Stored entries:
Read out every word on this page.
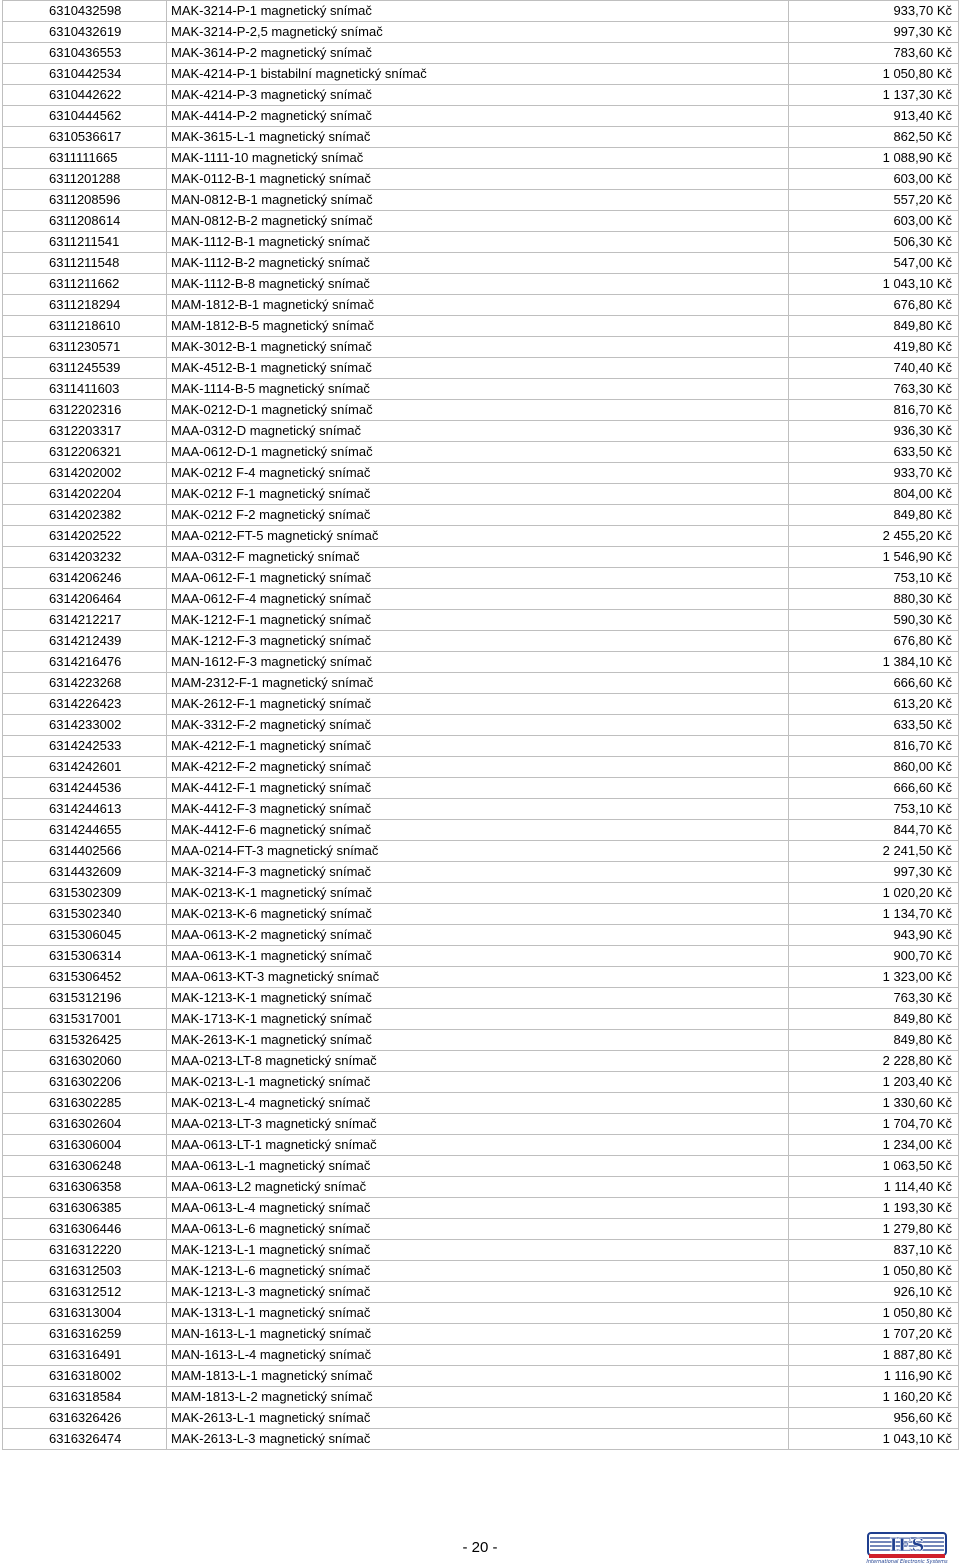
6310432598	MAK-3214-P-1 magnetický snímač	933,70 Kč
6310432619	MAK-3214-P-2,5 magnetický snímač	997,30 Kč
6310436553	MAK-3614-P-2 magnetický snímač	783,60 Kč
6310442534	MAK-4214-P-1 bistabilní magnetický snímač	1 050,80 Kč
6310442622	MAK-4214-P-3 magnetický snímač	1 137,30 Kč
6310444562	MAK-4414-P-2 magnetický snímač	913,40 Kč
6310536617	MAK-3615-L-1 magnetický snímač	862,50 Kč
6311111665	MAK-1111-10 magnetický snímač	1 088,90 Kč
6311201288	MAK-0112-B-1 magnetický snímač	603,00 Kč
6311208596	MAN-0812-B-1 magnetický snímač	557,20 Kč
6311208614	MAN-0812-B-2 magnetický snímač	603,00 Kč
6311211541	MAK-1112-B-1 magnetický snímač	506,30 Kč
6311211548	MAK-1112-B-2 magnetický snímač	547,00 Kč
6311211662	MAK-1112-B-8 magnetický snímač	1 043,10 Kč
6311218294	MAM-1812-B-1 magnetický snímač	676,80 Kč
6311218610	MAM-1812-B-5 magnetický snímač	849,80 Kč
6311230571	MAK-3012-B-1 magnetický snímač	419,80 Kč
6311245539	MAK-4512-B-1 magnetický snímač	740,40 Kč
6311411603	MAK-1114-B-5 magnetický snímač	763,30 Kč
6312202316	MAK-0212-D-1 magnetický snímač	816,70 Kč
6312203317	MAA-0312-D magnetický snímač	936,30 Kč
6312206321	MAA-0612-D-1 magnetický snímač	633,50 Kč
6314202002	MAK-0212 F-4 magnetický snímač	933,70 Kč
6314202204	MAK-0212 F-1 magnetický snímač	804,00 Kč
6314202382	MAK-0212 F-2 magnetický snímač	849,80 Kč
6314202522	MAA-0212-FT-5 magnetický snímač	2 455,20 Kč
6314203232	MAA-0312-F magnetický snímač	1 546,90 Kč
6314206246	MAA-0612-F-1 magnetický snímač	753,10 Kč
6314206464	MAA-0612-F-4 magnetický snímač	880,30 Kč
6314212217	MAK-1212-F-1 magnetický snímač	590,30 Kč
6314212439	MAK-1212-F-3 magnetický snímač	676,80 Kč
6314216476	MAN-1612-F-3 magnetický snímač	1 384,10 Kč
6314223268	MAM-2312-F-1 magnetický snímač	666,60 Kč
6314226423	MAK-2612-F-1 magnetický snímač	613,20 Kč
6314233002	MAK-3312-F-2 magnetický snímač	633,50 Kč
6314242533	MAK-4212-F-1 magnetický snímač	816,70 Kč
6314242601	MAK-4212-F-2 magnetický snímač	860,00 Kč
6314244536	MAK-4412-F-1 magnetický snímač	666,60 Kč
6314244613	MAK-4412-F-3 magnetický snímač	753,10 Kč
6314244655	MAK-4412-F-6 magnetický snímač	844,70 Kč
6314402566	MAA-0214-FT-3 magnetický snímač	2 241,50 Kč
6314432609	MAK-3214-F-3 magnetický snímač	997,30 Kč
6315302309	MAK-0213-K-1 magnetický snímač	1 020,20 Kč
6315302340	MAK-0213-K-6 magnetický snímač	1 134,70 Kč
6315306045	MAA-0613-K-2 magnetický snímač	943,90 Kč
6315306314	MAA-0613-K-1 magnetický snímač	900,70 Kč
6315306452	MAA-0613-KT-3 magnetický snímač	1 323,00 Kč
6315312196	MAK-1213-K-1 magnetický snímač	763,30 Kč
6315317001	MAK-1713-K-1 magnetický snímač	849,80 Kč
6315326425	MAK-2613-K-1 magnetický snímač	849,80 Kč
6316302060	MAA-0213-LT-8 magnetický snímač	2 228,80 Kč
6316302206	MAK-0213-L-1 magnetický snímač	1 203,40 Kč
6316302285	MAK-0213-L-4 magnetický snímač	1 330,60 Kč
6316302604	MAA-0213-LT-3 magnetický snímač	1 704,70 Kč
6316306004	MAA-0613-LT-1 magnetický snímač	1 234,00 Kč
6316306248	MAA-0613-L-1 magnetický snímač	1 063,50 Kč
6316306358	MAA-0613-L2 magnetický snímač	1 114,40 Kč
6316306385	MAA-0613-L-4 magnetický snímač	1 193,30 Kč
6316306446	MAA-0613-L-6 magnetický snímač	1 279,80 Kč
6316312220	MAK-1213-L-1 magnetický snímač	837,10 Kč
6316312503	MAK-1213-L-6 magnetický snímač	1 050,80 Kč
6316312512	MAK-1213-L-3 magnetický snímač	926,10 Kč
6316313004	MAK-1313-L-1 magnetický snímač	1 050,80 Kč
6316316259	MAN-1613-L-1 magnetický snímač	1 707,20 Kč
6316316491	MAN-1613-L-4 magnetický snímač	1 887,80 Kč
6316318002	MAM-1813-L-1 magnetický snímač	1 116,90 Kč
6316318584	MAM-1813-L-2 magnetický snímač	1 160,20 Kč
6316326426	MAK-2613-L-1 magnetický snímač	956,60 Kč
6316326474	MAK-2613-L-3 magnetický snímač	1 043,10 Kč
- 20 -	IES
International Electronic Systems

## Description of the task
Restate each of the entries above word for word and skip every image.

## Task answer
Read out every word on this page.
6310432598	MAK-3214-P-1 magnetický snímač	933,70 Kč
6310432619	MAK-3214-P-2,5 magnetický snímač	997,30 Kč
6310436553	MAK-3614-P-2 magnetický snímač	783,60 Kč
6310442534	MAK-4214-P-1 bistabilní magnetický snímač	1 050,80 Kč
6310442622	MAK-4214-P-3 magnetický snímač	1 137,30 Kč
6310444562	MAK-4414-P-2 magnetický snímač	913,40 Kč
6310536617	MAK-3615-L-1 magnetický snímač	862,50 Kč
6311111665	MAK-1111-10 magnetický snímač	1 088,90 Kč
6311201288	MAK-0112-B-1 magnetický snímač	603,00 Kč
6311208596	MAN-0812-B-1 magnetický snímač	557,20 Kč
6311208614	MAN-0812-B-2 magnetický snímač	603,00 Kč
6311211541	MAK-1112-B-1 magnetický snímač	506,30 Kč
6311211548	MAK-1112-B-2 magnetický snímač	547,00 Kč
6311211662	MAK-1112-B-8 magnetický snímač	1 043,10 Kč
6311218294	MAM-1812-B-1 magnetický snímač	676,80 Kč
6311218610	MAM-1812-B-5 magnetický snímač	849,80 Kč
6311230571	MAK-3012-B-1 magnetický snímač	419,80 Kč
6311245539	MAK-4512-B-1 magnetický snímač	740,40 Kč
6311411603	MAK-1114-B-5 magnetický snímač	763,30 Kč
6312202316	MAK-0212-D-1 magnetický snímač	816,70 Kč
6312203317	MAA-0312-D magnetický snímač	936,30 Kč
6312206321	MAA-0612-D-1 magnetický snímač	633,50 Kč
6314202002	MAK-0212 F-4 magnetický snímač	933,70 Kč
6314202204	MAK-0212 F-1 magnetický snímač	804,00 Kč
6314202382	MAK-0212 F-2 magnetický snímač	849,80 Kč
6314202522	MAA-0212-FT-5 magnetický snímač	2 455,20 Kč
6314203232	MAA-0312-F magnetický snímač	1 546,90 Kč
6314206246	MAA-0612-F-1 magnetický snímač	753,10 Kč
6314206464	MAA-0612-F-4 magnetický snímač	880,30 Kč
6314212217	MAK-1212-F-1 magnetický snímač	590,30 Kč
6314212439	MAK-1212-F-3 magnetický snímač	676,80 Kč
6314216476	MAN-1612-F-3 magnetický snímač	1 384,10 Kč
6314223268	MAM-2312-F-1 magnetický snímač	666,60 Kč
6314226423	MAK-2612-F-1 magnetický snímač	613,20 Kč
6314233002	MAK-3312-F-2 magnetický snímač	633,50 Kč
6314242533	MAK-4212-F-1 magnetický snímač	816,70 Kč
6314242601	MAK-4212-F-2 magnetický snímač	860,00 Kč
6314244536	MAK-4412-F-1 magnetický snímač	666,60 Kč
6314244613	MAK-4412-F-3 magnetický snímač	753,10 Kč
6314244655	MAK-4412-F-6 magnetický snímač	844,70 Kč
6314402566	MAA-0214-FT-3 magnetický snímač	2 241,50 Kč
6314432609	MAK-3214-F-3 magnetický snímač	997,30 Kč
6315302309	MAK-0213-K-1 magnetický snímač	1 020,20 Kč
6315302340	MAK-0213-K-6 magnetický snímač	1 134,70 Kč
6315306045	MAA-0613-K-2 magnetický snímač	943,90 Kč
6315306314	MAA-0613-K-1 magnetický snímač	900,70 Kč
6315306452	MAA-0613-KT-3 magnetický snímač	1 323,00 Kč
6315312196	MAK-1213-K-1 magnetický snímač	763,30 Kč
6315317001	MAK-1713-K-1 magnetický snímač	849,80 Kč
6315326425	MAK-2613-K-1 magnetický snímač	849,80 Kč
6316302060	MAA-0213-LT-8 magnetický snímač	2 228,80 Kč
6316302206	MAK-0213-L-1 magnetický snímač	1 203,40 Kč
6316302285	MAK-0213-L-4 magnetický snímač	1 330,60 Kč
6316302604	MAA-0213-LT-3 magnetický snímač	1 704,70 Kč
6316306004	MAA-0613-LT-1 magnetický snímač	1 234,00 Kč
6316306248	MAA-0613-L-1 magnetický snímač	1 063,50 Kč
6316306358	MAA-0613-L2 magnetický snímač	1 114,40 Kč
6316306385	MAA-0613-L-4 magnetický snímač	1 193,30 Kč
6316306446	MAA-0613-L-6 magnetický snímač	1 279,80 Kč
6316312220	MAK-1213-L-1 magnetický snímač	837,10 Kč
6316312503	MAK-1213-L-6 magnetický snímač	1 050,80 Kč
6316312512	MAK-1213-L-3 magnetický snímač	926,10 Kč
6316313004	MAK-1313-L-1 magnetický snímač	1 050,80 Kč
6316316259	MAN-1613-L-1 magnetický snímač	1 707,20 Kč
6316316491	MAN-1613-L-4 magnetický snímač	1 887,80 Kč
6316318002	MAM-1813-L-1 magnetický snímač	1 116,90 Kč
6316318584	MAM-1813-L-2 magnetický snímač	1 160,20 Kč
6316326426	MAK-2613-L-1 magnetický snímač	956,60 Kč
6316326474	MAK-2613-L-3 magnetický snímač	1 043,10 Kč
- 20 -	IES
International Electronic Systems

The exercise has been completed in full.